§ Set task: Repeat each record exactly as written, and drop any images.

§ Supplied records:

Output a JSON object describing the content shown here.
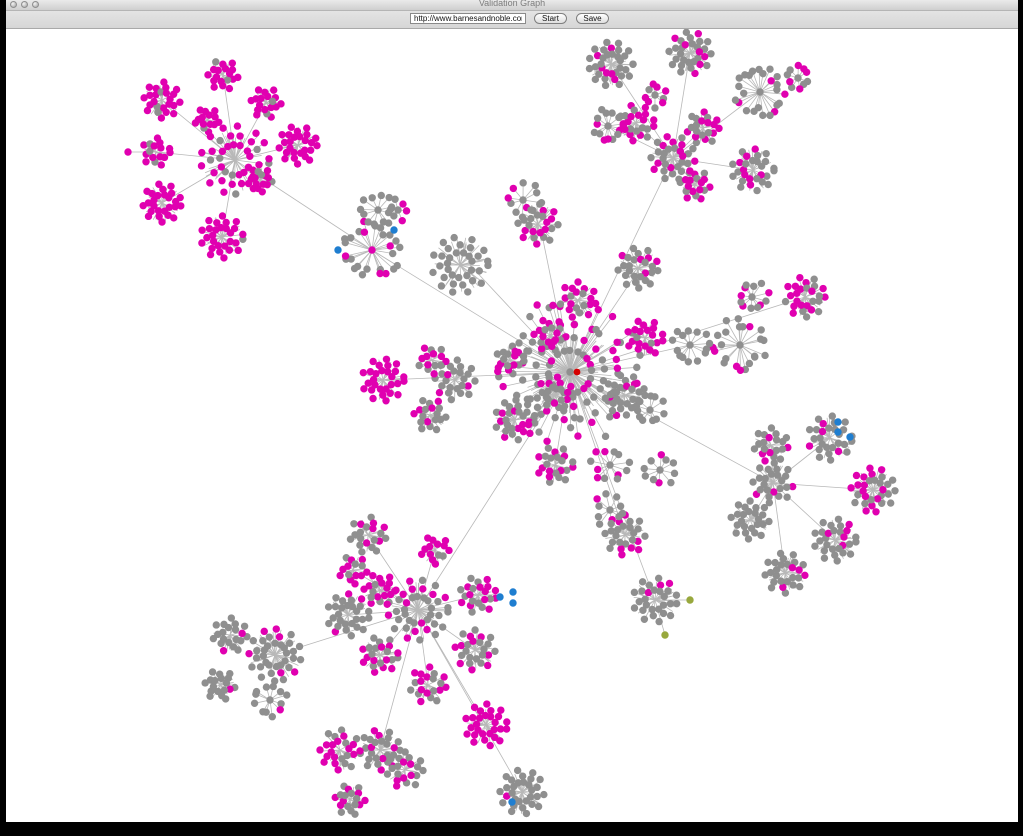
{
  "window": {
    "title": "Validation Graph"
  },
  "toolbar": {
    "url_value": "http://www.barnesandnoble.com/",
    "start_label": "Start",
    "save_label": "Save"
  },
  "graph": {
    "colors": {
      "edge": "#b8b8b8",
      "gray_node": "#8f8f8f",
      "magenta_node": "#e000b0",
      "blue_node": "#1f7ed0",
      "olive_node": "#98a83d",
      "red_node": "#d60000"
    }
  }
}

§ Result:
Output a JSON object describing the content shown here.
{
  "window": {
    "title": "Validation Graph"
  },
  "toolbar": {
    "url_value": "http://www.barnesandnoble.com/",
    "start_label": "Start",
    "save_label": "Save"
  },
  "graph": {
    "colors": {
      "edge": "#b8b8b8",
      "gray_node": "#8f8f8f",
      "magenta_node": "#e000b0",
      "blue_node": "#1f7ed0",
      "olive_node": "#98a83d",
      "red_node": "#d60000"
    }
  }
}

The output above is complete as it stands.